Aim of the task - Collect all lines below with the string "вложения".

Data shown -

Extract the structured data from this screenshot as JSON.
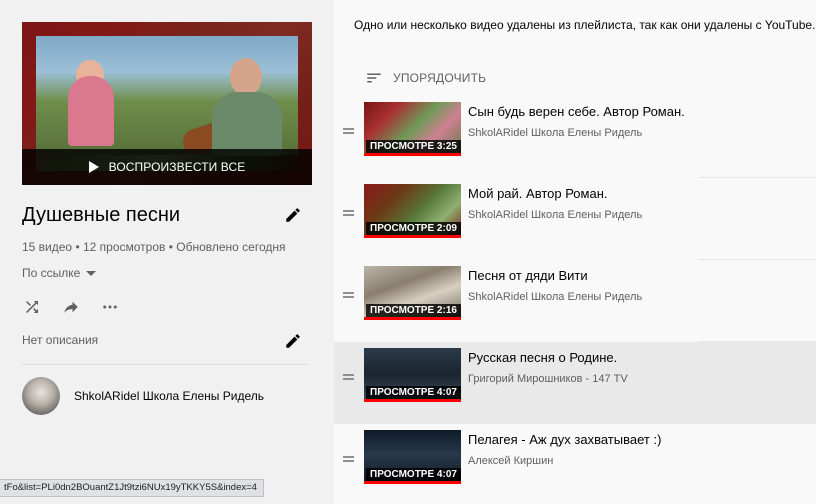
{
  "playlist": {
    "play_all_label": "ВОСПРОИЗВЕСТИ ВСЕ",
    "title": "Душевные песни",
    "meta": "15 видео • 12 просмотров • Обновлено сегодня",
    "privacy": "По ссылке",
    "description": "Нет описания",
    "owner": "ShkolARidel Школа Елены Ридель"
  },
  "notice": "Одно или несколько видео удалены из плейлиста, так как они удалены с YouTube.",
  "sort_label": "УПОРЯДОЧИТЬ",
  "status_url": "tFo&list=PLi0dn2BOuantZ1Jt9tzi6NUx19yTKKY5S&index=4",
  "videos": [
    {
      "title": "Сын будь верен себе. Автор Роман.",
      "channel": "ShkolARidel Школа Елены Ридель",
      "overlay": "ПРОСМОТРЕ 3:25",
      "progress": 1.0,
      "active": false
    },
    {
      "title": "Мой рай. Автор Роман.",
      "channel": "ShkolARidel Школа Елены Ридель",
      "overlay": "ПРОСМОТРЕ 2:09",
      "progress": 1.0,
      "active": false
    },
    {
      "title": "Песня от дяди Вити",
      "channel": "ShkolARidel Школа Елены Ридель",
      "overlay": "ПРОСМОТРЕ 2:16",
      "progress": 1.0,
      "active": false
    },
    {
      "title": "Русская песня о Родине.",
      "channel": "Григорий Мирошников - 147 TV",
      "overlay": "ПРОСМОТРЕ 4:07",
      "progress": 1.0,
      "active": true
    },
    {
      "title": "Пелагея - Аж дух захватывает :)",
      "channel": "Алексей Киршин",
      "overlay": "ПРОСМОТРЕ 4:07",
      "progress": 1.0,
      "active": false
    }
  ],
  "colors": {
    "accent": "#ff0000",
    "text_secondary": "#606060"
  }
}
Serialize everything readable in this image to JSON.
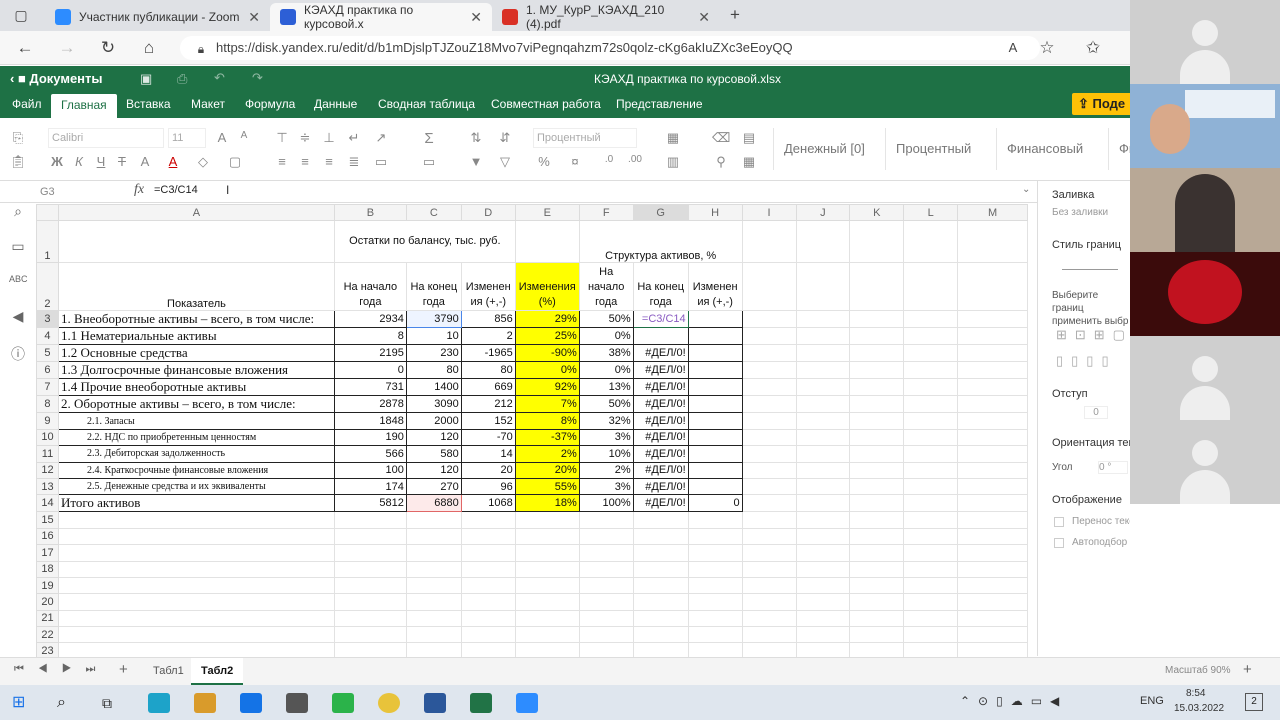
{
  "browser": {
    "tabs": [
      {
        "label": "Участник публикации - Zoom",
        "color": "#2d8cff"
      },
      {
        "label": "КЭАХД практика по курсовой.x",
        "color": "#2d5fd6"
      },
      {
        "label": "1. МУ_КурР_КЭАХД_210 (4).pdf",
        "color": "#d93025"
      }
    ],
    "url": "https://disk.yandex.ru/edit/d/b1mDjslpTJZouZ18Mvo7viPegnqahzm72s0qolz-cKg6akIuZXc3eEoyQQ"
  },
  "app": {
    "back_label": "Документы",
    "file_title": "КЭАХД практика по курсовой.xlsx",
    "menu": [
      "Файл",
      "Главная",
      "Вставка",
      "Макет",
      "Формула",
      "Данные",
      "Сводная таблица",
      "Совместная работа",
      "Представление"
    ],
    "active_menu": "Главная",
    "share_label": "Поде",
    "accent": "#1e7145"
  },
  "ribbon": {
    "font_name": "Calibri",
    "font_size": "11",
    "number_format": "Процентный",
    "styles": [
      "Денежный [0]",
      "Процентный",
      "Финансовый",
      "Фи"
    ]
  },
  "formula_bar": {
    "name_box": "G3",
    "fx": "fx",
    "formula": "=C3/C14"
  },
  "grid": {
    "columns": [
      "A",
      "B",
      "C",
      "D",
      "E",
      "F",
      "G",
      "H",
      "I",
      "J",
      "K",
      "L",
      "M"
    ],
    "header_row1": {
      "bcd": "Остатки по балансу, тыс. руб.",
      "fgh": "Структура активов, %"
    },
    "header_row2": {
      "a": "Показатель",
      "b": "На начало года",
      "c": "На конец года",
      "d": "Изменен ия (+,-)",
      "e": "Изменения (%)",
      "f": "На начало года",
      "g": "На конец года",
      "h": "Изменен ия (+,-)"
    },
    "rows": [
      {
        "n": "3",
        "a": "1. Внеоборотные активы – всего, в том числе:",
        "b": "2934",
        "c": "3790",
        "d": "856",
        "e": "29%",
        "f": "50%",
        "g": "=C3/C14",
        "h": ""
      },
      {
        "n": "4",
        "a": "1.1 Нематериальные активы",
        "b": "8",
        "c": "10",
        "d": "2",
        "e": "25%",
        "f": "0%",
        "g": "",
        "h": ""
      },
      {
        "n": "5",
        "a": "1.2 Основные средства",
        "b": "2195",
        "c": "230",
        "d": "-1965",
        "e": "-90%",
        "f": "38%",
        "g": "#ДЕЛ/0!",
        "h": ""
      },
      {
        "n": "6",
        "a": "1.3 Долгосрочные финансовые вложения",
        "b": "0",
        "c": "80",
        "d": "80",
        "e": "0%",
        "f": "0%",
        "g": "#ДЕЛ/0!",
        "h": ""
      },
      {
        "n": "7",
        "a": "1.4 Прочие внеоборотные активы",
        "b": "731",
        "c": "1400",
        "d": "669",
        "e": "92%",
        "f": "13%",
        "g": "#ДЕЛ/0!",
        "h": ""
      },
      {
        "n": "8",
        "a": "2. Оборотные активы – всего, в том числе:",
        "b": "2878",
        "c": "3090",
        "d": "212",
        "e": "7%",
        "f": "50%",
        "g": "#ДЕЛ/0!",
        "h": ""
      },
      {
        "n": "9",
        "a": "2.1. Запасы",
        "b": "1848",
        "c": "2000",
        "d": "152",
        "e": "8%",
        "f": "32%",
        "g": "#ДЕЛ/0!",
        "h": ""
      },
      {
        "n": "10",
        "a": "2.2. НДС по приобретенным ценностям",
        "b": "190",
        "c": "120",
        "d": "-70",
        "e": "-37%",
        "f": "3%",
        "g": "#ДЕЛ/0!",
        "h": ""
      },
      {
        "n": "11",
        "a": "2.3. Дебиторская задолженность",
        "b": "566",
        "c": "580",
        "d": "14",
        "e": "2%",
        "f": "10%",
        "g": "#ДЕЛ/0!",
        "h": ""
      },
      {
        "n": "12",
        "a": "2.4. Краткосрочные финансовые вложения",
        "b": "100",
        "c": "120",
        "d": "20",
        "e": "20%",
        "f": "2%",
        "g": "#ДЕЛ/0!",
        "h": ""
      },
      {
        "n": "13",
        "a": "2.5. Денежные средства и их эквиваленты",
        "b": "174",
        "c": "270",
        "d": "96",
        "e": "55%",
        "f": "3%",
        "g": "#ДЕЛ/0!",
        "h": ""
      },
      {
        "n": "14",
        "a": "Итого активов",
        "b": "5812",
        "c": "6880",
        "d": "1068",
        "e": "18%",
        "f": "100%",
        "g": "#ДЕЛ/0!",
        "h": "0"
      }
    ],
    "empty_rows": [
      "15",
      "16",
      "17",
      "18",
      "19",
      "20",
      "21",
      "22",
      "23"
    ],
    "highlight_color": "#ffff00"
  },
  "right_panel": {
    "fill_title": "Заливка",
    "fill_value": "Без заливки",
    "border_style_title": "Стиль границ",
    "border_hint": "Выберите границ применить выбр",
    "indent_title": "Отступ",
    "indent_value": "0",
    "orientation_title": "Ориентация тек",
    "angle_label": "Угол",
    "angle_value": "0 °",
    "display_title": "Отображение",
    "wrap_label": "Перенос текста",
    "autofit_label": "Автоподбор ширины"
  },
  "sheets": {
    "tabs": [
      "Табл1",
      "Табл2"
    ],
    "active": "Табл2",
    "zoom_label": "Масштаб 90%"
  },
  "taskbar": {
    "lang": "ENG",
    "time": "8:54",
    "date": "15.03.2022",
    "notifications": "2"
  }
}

--

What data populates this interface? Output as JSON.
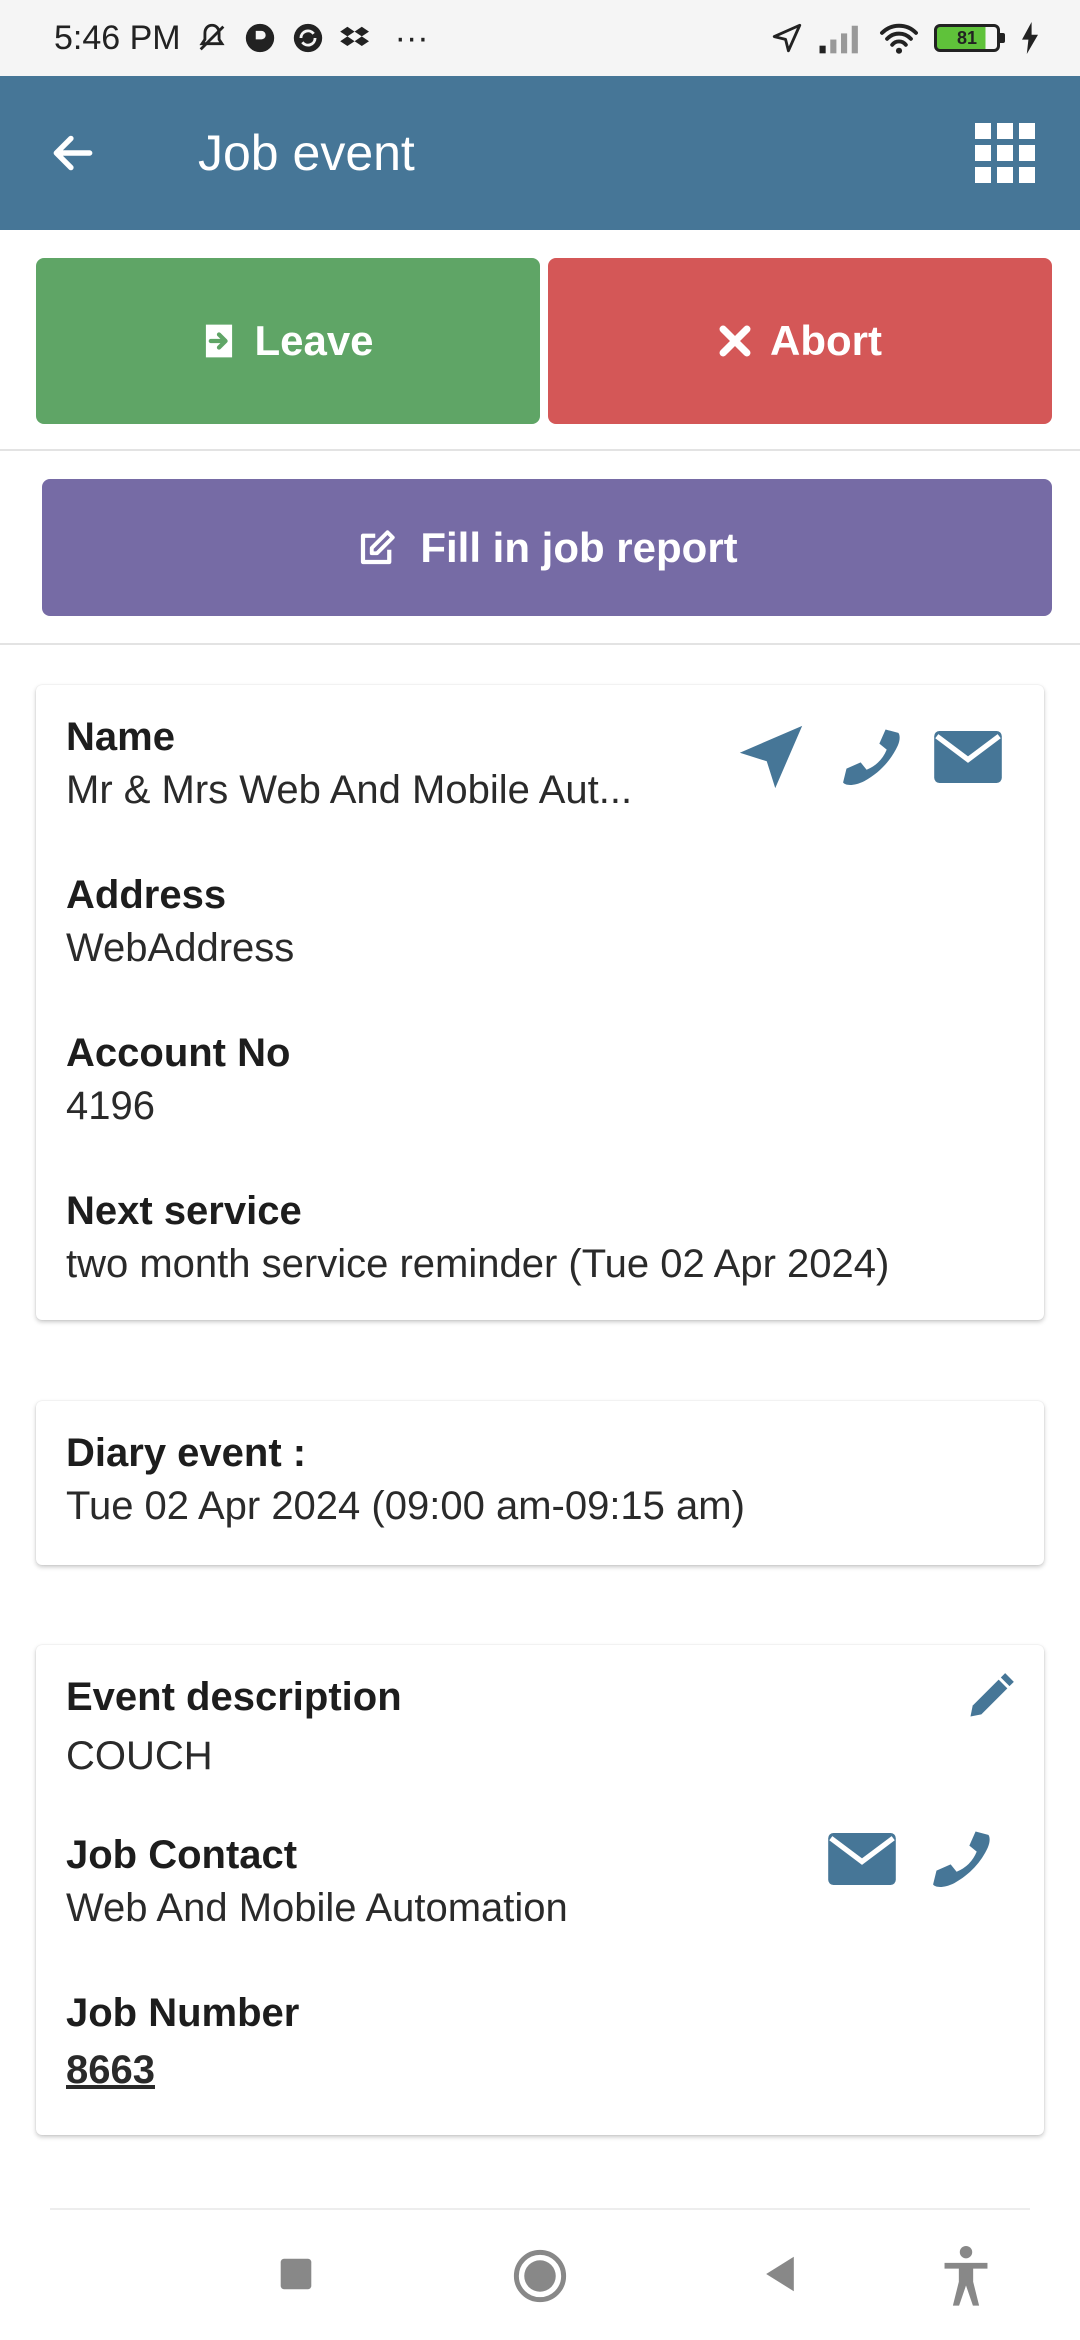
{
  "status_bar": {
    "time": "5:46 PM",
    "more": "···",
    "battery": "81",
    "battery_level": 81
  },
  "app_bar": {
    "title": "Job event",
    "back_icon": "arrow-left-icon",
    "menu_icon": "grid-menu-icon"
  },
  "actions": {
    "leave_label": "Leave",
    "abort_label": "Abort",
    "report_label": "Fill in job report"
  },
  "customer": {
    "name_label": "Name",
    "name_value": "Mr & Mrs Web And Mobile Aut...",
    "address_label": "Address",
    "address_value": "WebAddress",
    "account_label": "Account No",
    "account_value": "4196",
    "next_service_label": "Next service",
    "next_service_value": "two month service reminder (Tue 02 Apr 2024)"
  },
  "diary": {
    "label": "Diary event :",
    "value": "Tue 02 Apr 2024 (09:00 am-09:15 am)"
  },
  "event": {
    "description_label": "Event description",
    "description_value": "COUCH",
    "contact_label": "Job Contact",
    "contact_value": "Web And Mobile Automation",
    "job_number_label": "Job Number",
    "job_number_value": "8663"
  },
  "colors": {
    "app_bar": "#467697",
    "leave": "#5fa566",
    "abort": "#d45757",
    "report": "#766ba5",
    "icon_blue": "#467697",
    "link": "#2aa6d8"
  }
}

Result for this exercise -
        "a": "1.3 Долгосрочные финансовые вложения",
        "a": "2.4. Краткосрочные финансовые вложения",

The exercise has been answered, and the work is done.